--- Begin Material ---

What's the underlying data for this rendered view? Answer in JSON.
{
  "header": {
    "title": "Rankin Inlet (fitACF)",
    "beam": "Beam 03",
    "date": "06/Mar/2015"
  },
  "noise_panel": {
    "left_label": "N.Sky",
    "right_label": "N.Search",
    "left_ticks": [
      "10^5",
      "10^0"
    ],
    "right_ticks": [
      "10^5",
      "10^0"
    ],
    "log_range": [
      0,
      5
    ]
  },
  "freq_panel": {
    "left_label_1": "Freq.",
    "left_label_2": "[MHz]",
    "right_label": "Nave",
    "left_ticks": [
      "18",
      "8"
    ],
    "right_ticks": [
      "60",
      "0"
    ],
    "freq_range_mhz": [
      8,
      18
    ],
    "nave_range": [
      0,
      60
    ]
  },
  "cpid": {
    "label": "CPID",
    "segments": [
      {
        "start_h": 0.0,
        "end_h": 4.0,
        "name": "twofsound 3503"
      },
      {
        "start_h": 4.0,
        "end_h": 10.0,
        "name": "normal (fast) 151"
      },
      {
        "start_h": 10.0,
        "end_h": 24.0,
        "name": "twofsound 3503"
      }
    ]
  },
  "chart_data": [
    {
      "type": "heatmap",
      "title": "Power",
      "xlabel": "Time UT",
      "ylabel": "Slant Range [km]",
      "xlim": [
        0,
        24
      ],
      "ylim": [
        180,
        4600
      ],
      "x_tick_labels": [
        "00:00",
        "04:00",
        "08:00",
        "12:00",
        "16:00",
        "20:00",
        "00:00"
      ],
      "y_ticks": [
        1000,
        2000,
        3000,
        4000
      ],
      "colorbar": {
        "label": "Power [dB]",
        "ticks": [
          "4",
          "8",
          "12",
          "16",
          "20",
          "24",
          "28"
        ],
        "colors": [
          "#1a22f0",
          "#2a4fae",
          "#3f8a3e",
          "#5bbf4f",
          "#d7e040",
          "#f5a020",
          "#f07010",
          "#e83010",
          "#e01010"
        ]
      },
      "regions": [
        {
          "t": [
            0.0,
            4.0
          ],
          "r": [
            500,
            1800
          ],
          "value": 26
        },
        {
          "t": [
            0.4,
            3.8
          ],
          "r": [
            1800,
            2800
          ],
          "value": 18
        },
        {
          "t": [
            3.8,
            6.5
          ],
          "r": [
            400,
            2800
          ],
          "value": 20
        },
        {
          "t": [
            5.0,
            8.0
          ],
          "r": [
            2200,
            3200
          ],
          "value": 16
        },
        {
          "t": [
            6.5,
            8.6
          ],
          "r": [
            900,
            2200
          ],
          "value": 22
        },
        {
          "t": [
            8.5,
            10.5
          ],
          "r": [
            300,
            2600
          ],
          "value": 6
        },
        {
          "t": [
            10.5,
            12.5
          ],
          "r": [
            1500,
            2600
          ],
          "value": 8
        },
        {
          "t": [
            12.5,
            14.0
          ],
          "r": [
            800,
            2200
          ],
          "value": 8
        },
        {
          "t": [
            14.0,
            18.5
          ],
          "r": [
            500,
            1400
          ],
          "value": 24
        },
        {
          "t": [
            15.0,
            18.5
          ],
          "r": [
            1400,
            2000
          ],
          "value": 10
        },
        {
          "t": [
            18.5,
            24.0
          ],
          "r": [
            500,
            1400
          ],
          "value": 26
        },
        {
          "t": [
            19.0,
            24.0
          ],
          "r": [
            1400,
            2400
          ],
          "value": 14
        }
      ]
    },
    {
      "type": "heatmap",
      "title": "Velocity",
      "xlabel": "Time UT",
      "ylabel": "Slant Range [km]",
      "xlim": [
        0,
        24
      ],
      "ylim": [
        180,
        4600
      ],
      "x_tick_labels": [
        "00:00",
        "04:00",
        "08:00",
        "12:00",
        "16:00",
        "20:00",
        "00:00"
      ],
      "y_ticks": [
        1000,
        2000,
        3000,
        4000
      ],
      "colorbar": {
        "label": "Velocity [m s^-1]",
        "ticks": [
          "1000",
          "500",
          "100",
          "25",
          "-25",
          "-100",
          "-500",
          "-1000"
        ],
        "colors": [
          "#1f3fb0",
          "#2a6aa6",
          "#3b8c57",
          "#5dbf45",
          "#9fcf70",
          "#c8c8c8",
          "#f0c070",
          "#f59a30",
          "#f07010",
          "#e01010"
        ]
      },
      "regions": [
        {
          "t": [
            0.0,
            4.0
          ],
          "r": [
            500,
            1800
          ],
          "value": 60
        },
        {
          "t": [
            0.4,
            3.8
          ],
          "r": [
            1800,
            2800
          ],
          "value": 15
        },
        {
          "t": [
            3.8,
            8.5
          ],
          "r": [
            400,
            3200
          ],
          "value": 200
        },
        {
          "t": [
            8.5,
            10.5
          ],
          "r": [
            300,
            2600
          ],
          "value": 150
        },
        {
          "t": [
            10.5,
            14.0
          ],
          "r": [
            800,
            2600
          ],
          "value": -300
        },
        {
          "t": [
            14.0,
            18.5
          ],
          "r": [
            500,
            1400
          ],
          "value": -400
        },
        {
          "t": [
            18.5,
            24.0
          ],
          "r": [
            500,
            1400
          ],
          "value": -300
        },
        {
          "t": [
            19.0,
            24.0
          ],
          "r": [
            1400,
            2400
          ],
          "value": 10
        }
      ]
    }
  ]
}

--- End Material ---

Your task ▸
Transcribe all entries exactly as they are given.

Right answer ▸
What's the underlying data for this rendered view? Answer in JSON.
{
  "header": {
    "title": "Rankin Inlet (fitACF)",
    "beam": "Beam 03",
    "date": "06/Mar/2015"
  },
  "noise_panel": {
    "left_label": "N.Sky",
    "right_label": "N.Search",
    "left_ticks": [
      "10^5",
      "10^0"
    ],
    "right_ticks": [
      "10^5",
      "10^0"
    ],
    "log_range": [
      0,
      5
    ]
  },
  "freq_panel": {
    "left_label_1": "Freq.",
    "left_label_2": "[MHz]",
    "right_label": "Nave",
    "left_ticks": [
      "18",
      "8"
    ],
    "right_ticks": [
      "60",
      "0"
    ],
    "freq_range_mhz": [
      8,
      18
    ],
    "nave_range": [
      0,
      60
    ]
  },
  "cpid": {
    "label": "CPID",
    "segments": [
      {
        "start_h": 0.0,
        "end_h": 4.0,
        "name": "twofsound 3503"
      },
      {
        "start_h": 4.0,
        "end_h": 10.0,
        "name": "normal (fast) 151"
      },
      {
        "start_h": 10.0,
        "end_h": 24.0,
        "name": "twofsound 3503"
      }
    ]
  },
  "chart_data": [
    {
      "type": "heatmap",
      "title": "Power",
      "xlabel": "Time UT",
      "ylabel": "Slant Range [km]",
      "xlim": [
        0,
        24
      ],
      "ylim": [
        180,
        4600
      ],
      "x_tick_labels": [
        "00:00",
        "04:00",
        "08:00",
        "12:00",
        "16:00",
        "20:00",
        "00:00"
      ],
      "y_ticks": [
        1000,
        2000,
        3000,
        4000
      ],
      "colorbar": {
        "label": "Power [dB]",
        "ticks": [
          "4",
          "8",
          "12",
          "16",
          "20",
          "24",
          "28"
        ],
        "colors": [
          "#1a22f0",
          "#2a4fae",
          "#3f8a3e",
          "#5bbf4f",
          "#d7e040",
          "#f5a020",
          "#f07010",
          "#e83010",
          "#e01010"
        ]
      },
      "regions": [
        {
          "t": [
            0.0,
            4.0
          ],
          "r": [
            500,
            1800
          ],
          "value": 26
        },
        {
          "t": [
            0.4,
            3.8
          ],
          "r": [
            1800,
            2800
          ],
          "value": 18
        },
        {
          "t": [
            3.8,
            6.5
          ],
          "r": [
            400,
            2800
          ],
          "value": 20
        },
        {
          "t": [
            5.0,
            8.0
          ],
          "r": [
            2200,
            3200
          ],
          "value": 16
        },
        {
          "t": [
            6.5,
            8.6
          ],
          "r": [
            900,
            2200
          ],
          "value": 22
        },
        {
          "t": [
            8.5,
            10.5
          ],
          "r": [
            300,
            2600
          ],
          "value": 6
        },
        {
          "t": [
            10.5,
            12.5
          ],
          "r": [
            1500,
            2600
          ],
          "value": 8
        },
        {
          "t": [
            12.5,
            14.0
          ],
          "r": [
            800,
            2200
          ],
          "value": 8
        },
        {
          "t": [
            14.0,
            18.5
          ],
          "r": [
            500,
            1400
          ],
          "value": 24
        },
        {
          "t": [
            15.0,
            18.5
          ],
          "r": [
            1400,
            2000
          ],
          "value": 10
        },
        {
          "t": [
            18.5,
            24.0
          ],
          "r": [
            500,
            1400
          ],
          "value": 26
        },
        {
          "t": [
            19.0,
            24.0
          ],
          "r": [
            1400,
            2400
          ],
          "value": 14
        }
      ]
    },
    {
      "type": "heatmap",
      "title": "Velocity",
      "xlabel": "Time UT",
      "ylabel": "Slant Range [km]",
      "xlim": [
        0,
        24
      ],
      "ylim": [
        180,
        4600
      ],
      "x_tick_labels": [
        "00:00",
        "04:00",
        "08:00",
        "12:00",
        "16:00",
        "20:00",
        "00:00"
      ],
      "y_ticks": [
        1000,
        2000,
        3000,
        4000
      ],
      "colorbar": {
        "label": "Velocity [m s^-1]",
        "ticks": [
          "1000",
          "500",
          "100",
          "25",
          "-25",
          "-100",
          "-500",
          "-1000"
        ],
        "colors": [
          "#1f3fb0",
          "#2a6aa6",
          "#3b8c57",
          "#5dbf45",
          "#9fcf70",
          "#c8c8c8",
          "#f0c070",
          "#f59a30",
          "#f07010",
          "#e01010"
        ]
      },
      "regions": [
        {
          "t": [
            0.0,
            4.0
          ],
          "r": [
            500,
            1800
          ],
          "value": 60
        },
        {
          "t": [
            0.4,
            3.8
          ],
          "r": [
            1800,
            2800
          ],
          "value": 15
        },
        {
          "t": [
            3.8,
            8.5
          ],
          "r": [
            400,
            3200
          ],
          "value": 200
        },
        {
          "t": [
            8.5,
            10.5
          ],
          "r": [
            300,
            2600
          ],
          "value": 150
        },
        {
          "t": [
            10.5,
            14.0
          ],
          "r": [
            800,
            2600
          ],
          "value": -300
        },
        {
          "t": [
            14.0,
            18.5
          ],
          "r": [
            500,
            1400
          ],
          "value": -400
        },
        {
          "t": [
            18.5,
            24.0
          ],
          "r": [
            500,
            1400
          ],
          "value": -300
        },
        {
          "t": [
            19.0,
            24.0
          ],
          "r": [
            1400,
            2400
          ],
          "value": 10
        }
      ]
    }
  ]
}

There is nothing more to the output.